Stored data
******************************

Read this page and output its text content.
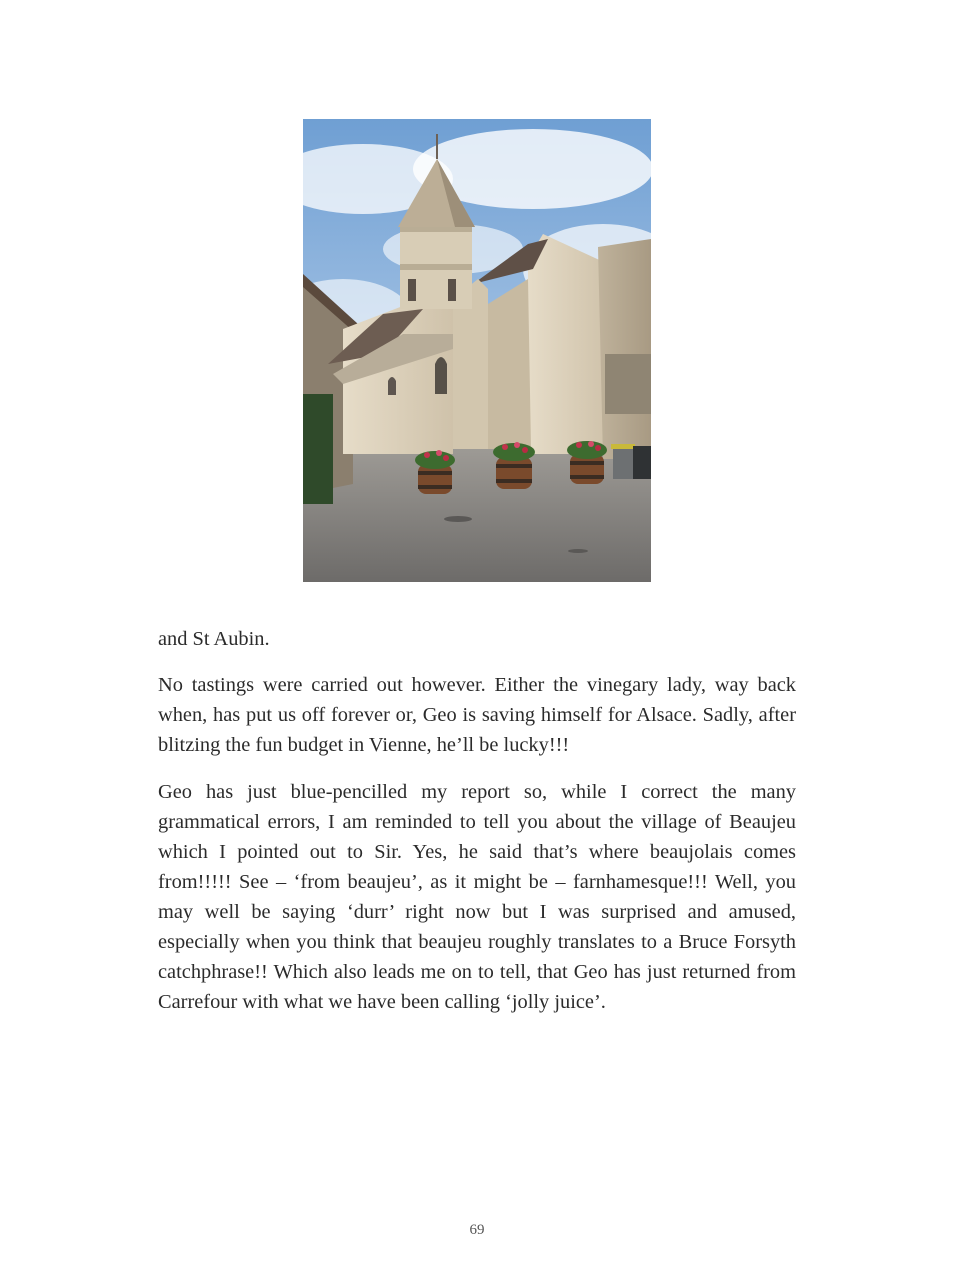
and St Aubin.

No tastings were carried out however. Either the vinegary lady, way back when, has put us off forever or, Geo is saving himself for Alsace. Sadly, after blitzing the fun budget in Vienne, he’ll be lucky!!!

Geo has just blue-pencilled my report so, while I correct the many grammatical errors, I am reminded to tell you about the village of Beaujeu which I pointed out to Sir. Yes, he said that’s where beaujolais comes from!!!!! See – ‘from beaujeu’, as it might be – farnhamesque!!! Well, you may well be saying ‘durr’ right now but I was surprised and amused, especially when you think that beaujeu roughly translates to a Bruce Forsyth catchphrase!! Which also leads me on to tell, that Geo has just returned from Carrefour with what we have been calling ‘jolly juice’.

69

******************************

GOAL OF THE EXERCISE
Write out the listing word for word, omitting the pictures it holds.

REPLY
Read this page and output its text content.
and St Aubin.

No tastings were carried out however. Either the vinegary lady, way back when, has put us off forever or, Geo is saving himself for Alsace. Sadly, after blitzing the fun budget in Vienne, he’ll be lucky!!!

Geo has just blue-pencilled my report so, while I correct the many grammatical errors, I am reminded to tell you about the village of Beaujeu which I pointed out to Sir. Yes, he said that’s where beaujolais comes from!!!!! See – ‘from beaujeu’, as it might be – farnhamesque!!! Well, you may well be saying ‘durr’ right now but I was surprised and amused, especially when you think that beaujeu roughly translates to a Bruce Forsyth catchphrase!! Which also leads me on to tell, that Geo has just returned from Carrefour with what we have been calling ‘jolly juice’.

69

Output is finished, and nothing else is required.